* [Rows]
● ● ● ● ●
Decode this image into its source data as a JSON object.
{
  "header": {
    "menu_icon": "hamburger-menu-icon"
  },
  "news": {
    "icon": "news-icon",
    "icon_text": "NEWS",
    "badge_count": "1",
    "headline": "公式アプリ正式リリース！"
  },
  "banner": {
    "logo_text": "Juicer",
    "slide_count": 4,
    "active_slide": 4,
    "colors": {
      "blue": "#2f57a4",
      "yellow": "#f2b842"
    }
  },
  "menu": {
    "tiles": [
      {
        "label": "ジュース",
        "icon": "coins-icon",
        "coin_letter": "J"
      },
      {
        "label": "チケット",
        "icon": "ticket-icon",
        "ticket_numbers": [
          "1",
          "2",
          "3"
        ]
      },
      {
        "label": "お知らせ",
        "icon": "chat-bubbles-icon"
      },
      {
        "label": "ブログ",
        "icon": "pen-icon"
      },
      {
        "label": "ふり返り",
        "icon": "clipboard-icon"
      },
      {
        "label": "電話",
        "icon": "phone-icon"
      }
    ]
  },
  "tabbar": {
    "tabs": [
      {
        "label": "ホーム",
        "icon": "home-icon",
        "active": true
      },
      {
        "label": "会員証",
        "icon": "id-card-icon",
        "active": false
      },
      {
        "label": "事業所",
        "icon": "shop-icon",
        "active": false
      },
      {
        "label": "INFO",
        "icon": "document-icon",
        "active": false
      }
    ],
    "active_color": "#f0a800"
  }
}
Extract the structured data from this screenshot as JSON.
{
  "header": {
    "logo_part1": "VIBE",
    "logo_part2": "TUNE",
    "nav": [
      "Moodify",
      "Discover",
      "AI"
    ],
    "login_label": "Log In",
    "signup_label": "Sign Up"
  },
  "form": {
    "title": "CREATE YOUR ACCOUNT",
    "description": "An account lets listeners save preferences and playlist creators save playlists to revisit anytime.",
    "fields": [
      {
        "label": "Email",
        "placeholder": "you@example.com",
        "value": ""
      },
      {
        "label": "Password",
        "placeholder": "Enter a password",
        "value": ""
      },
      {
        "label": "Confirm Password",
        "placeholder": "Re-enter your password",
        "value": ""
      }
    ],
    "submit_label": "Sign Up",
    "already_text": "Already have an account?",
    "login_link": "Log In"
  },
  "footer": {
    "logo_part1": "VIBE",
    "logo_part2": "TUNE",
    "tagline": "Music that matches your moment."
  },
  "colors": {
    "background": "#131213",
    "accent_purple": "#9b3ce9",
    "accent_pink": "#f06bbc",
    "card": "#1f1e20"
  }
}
● ● ● ● ●
* [Task details]
Repeat each record exactly, leaving nothing out.

* [Solution to the exercise]
Decode this image into its source data as a JSON object.
{
  "header": {
    "menu_icon": "hamburger-menu-icon"
  },
  "news": {
    "icon": "news-icon",
    "icon_text": "NEWS",
    "badge_count": "1",
    "headline": "公式アプリ正式リリース！"
  },
  "banner": {
    "logo_text": "Juicer",
    "slide_count": 4,
    "active_slide": 4,
    "colors": {
      "blue": "#2f57a4",
      "yellow": "#f2b842"
    }
  },
  "menu": {
    "tiles": [
      {
        "label": "ジュース",
        "icon": "coins-icon",
        "coin_letter": "J"
      },
      {
        "label": "チケット",
        "icon": "ticket-icon",
        "ticket_numbers": [
          "1",
          "2",
          "3"
        ]
      },
      {
        "label": "お知らせ",
        "icon": "chat-bubbles-icon"
      },
      {
        "label": "ブログ",
        "icon": "pen-icon"
      },
      {
        "label": "ふり返り",
        "icon": "clipboard-icon"
      },
      {
        "label": "電話",
        "icon": "phone-icon"
      }
    ]
  },
  "tabbar": {
    "tabs": [
      {
        "label": "ホーム",
        "icon": "home-icon",
        "active": true
      },
      {
        "label": "会員証",
        "icon": "id-card-icon",
        "active": false
      },
      {
        "label": "事業所",
        "icon": "shop-icon",
        "active": false
      },
      {
        "label": "INFO",
        "icon": "document-icon",
        "active": false
      }
    ],
    "active_color": "#f0a800"
  }
}
Extract the structured data from this screenshot as JSON.
{
  "header": {
    "logo_part1": "VIBE",
    "logo_part2": "TUNE",
    "nav": [
      "Moodify",
      "Discover",
      "AI"
    ],
    "login_label": "Log In",
    "signup_label": "Sign Up"
  },
  "form": {
    "title": "CREATE YOUR ACCOUNT",
    "description": "An account lets listeners save preferences and playlist creators save playlists to revisit anytime.",
    "fields": [
      {
        "label": "Email",
        "placeholder": "you@example.com",
        "value": ""
      },
      {
        "label": "Password",
        "placeholder": "Enter a password",
        "value": ""
      },
      {
        "label": "Confirm Password",
        "placeholder": "Re-enter your password",
        "value": ""
      }
    ],
    "submit_label": "Sign Up",
    "already_text": "Already have an account?",
    "login_link": "Log In"
  },
  "footer": {
    "logo_part1": "VIBE",
    "logo_part2": "TUNE",
    "tagline": "Music that matches your moment."
  },
  "colors": {
    "background": "#131213",
    "accent_purple": "#9b3ce9",
    "accent_pink": "#f06bbc",
    "card": "#1f1e20"
  }
}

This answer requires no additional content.